SUPPLIED ENTRIES:
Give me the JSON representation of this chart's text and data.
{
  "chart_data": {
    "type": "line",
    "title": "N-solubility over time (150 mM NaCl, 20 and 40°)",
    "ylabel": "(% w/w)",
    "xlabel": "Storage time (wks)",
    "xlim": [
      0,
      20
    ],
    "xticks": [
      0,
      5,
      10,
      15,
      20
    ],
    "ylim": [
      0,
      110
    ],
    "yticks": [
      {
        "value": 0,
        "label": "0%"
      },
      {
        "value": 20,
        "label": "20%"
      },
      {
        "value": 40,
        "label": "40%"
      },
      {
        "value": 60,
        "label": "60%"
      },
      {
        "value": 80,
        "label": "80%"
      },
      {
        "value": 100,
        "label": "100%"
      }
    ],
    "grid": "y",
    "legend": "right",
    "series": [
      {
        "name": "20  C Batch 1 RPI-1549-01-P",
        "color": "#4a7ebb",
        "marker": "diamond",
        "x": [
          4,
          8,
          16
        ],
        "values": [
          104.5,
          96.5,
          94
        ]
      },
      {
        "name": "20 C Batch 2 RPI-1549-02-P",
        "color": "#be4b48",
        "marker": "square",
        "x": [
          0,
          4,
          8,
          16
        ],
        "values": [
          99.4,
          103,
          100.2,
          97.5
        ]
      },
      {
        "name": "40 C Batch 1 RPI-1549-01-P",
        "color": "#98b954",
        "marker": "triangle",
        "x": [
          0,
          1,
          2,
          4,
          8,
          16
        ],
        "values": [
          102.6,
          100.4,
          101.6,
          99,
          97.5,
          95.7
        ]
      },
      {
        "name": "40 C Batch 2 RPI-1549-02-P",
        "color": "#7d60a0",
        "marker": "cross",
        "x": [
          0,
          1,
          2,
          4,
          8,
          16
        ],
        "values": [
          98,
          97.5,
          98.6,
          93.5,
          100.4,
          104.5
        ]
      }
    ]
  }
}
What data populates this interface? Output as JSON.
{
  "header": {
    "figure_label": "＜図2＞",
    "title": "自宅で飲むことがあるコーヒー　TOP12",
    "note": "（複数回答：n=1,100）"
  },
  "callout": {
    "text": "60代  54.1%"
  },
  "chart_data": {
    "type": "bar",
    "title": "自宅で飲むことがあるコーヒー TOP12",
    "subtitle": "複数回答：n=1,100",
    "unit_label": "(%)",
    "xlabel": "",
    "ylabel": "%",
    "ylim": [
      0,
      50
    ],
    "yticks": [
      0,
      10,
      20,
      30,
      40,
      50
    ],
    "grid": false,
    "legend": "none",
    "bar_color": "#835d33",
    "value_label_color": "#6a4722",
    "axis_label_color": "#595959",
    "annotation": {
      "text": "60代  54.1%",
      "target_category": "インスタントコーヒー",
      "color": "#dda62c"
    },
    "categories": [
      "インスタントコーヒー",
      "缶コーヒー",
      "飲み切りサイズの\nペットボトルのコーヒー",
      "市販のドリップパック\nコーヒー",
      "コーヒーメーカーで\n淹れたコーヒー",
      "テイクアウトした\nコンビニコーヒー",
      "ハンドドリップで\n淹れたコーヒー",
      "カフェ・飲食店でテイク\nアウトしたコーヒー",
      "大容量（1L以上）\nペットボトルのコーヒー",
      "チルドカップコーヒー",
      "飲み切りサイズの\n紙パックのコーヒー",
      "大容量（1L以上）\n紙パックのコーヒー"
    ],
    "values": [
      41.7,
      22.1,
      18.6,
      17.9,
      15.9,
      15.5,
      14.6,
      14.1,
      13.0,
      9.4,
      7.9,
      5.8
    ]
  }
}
* * *
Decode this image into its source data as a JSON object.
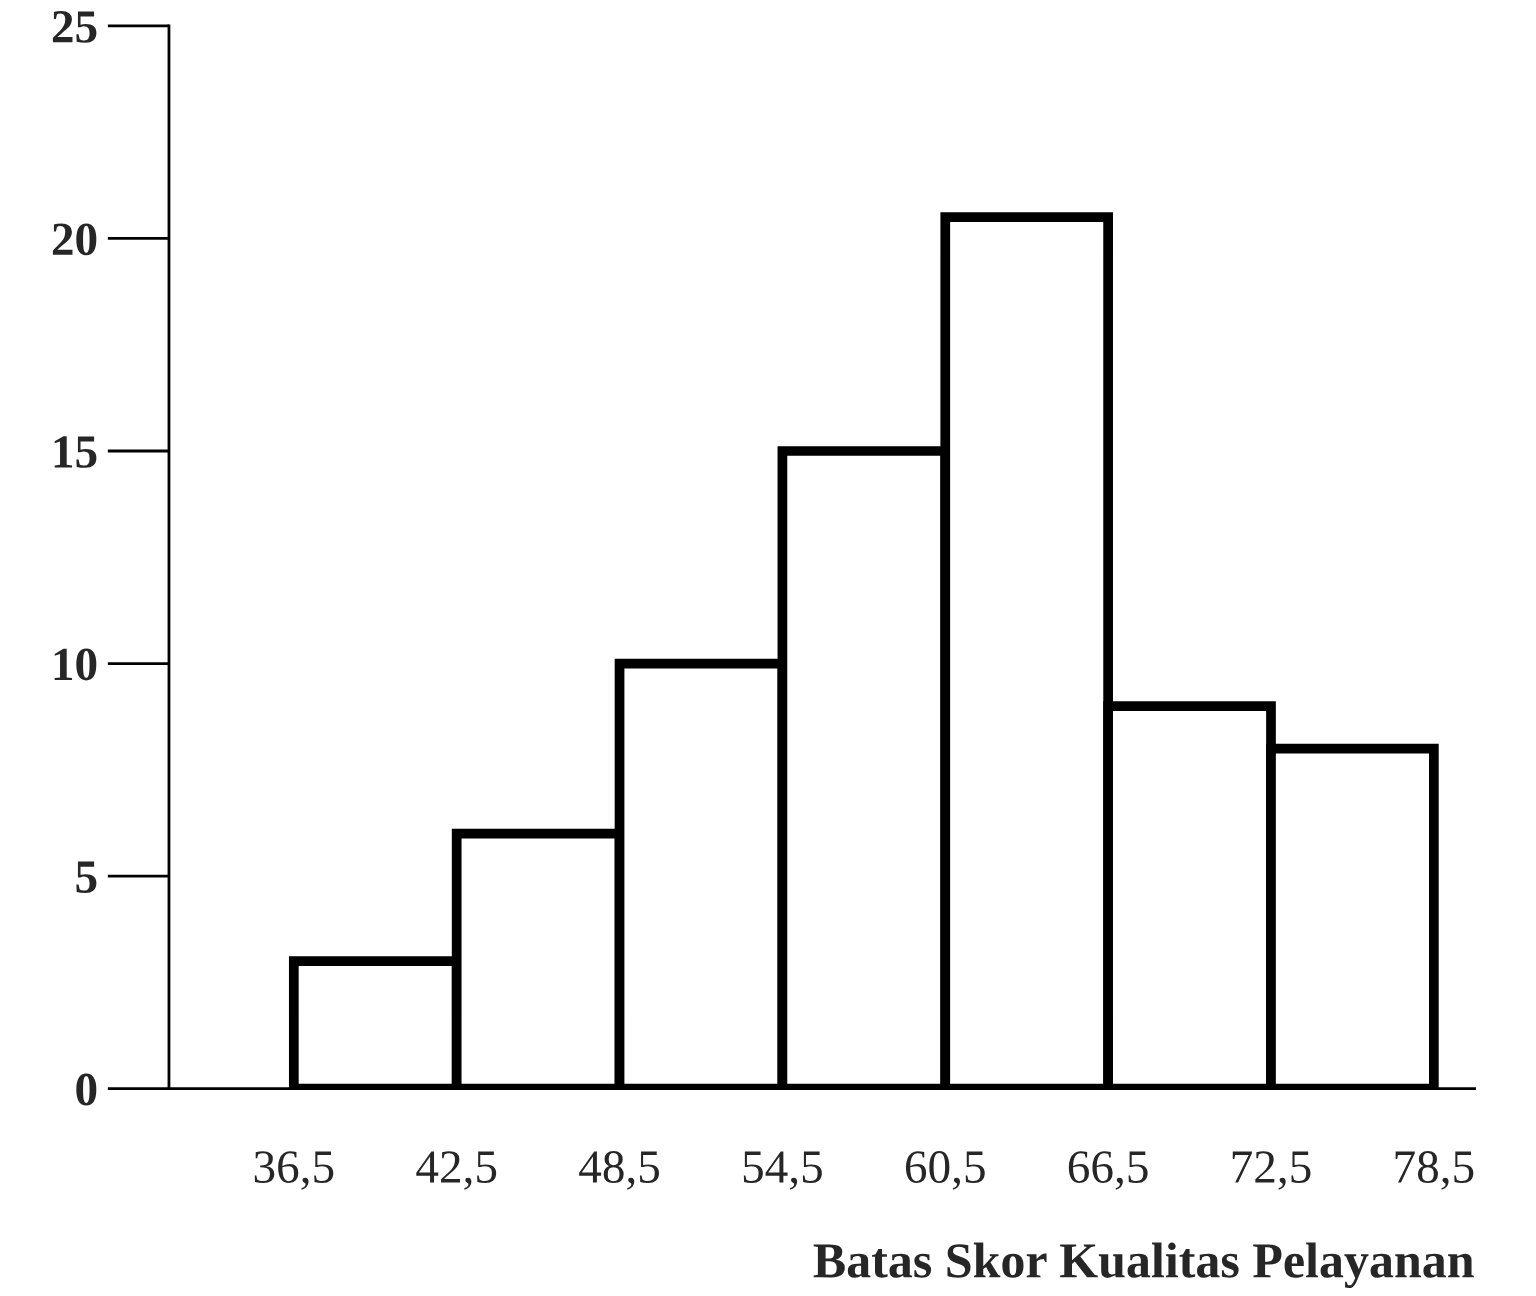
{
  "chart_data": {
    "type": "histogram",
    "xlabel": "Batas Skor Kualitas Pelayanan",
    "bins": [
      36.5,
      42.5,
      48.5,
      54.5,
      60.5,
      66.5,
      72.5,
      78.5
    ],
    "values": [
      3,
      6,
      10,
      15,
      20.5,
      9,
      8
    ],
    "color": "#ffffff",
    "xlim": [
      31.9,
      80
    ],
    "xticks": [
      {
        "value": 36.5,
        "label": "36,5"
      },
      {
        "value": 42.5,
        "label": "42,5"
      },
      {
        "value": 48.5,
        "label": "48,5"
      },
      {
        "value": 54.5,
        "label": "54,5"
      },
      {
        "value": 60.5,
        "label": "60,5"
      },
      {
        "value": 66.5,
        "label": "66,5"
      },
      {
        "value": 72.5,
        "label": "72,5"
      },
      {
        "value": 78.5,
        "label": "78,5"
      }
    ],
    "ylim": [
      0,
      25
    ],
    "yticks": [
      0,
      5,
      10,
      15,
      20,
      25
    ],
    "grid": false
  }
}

PROMPT:
Scan the lines above for "this", then copy every one that has it.

COMPLETE ANSWER:
Give me the JSON representation of this chart's text and data.
What data populates this interface? Output as JSON.
Decode this image into its source data as a JSON object.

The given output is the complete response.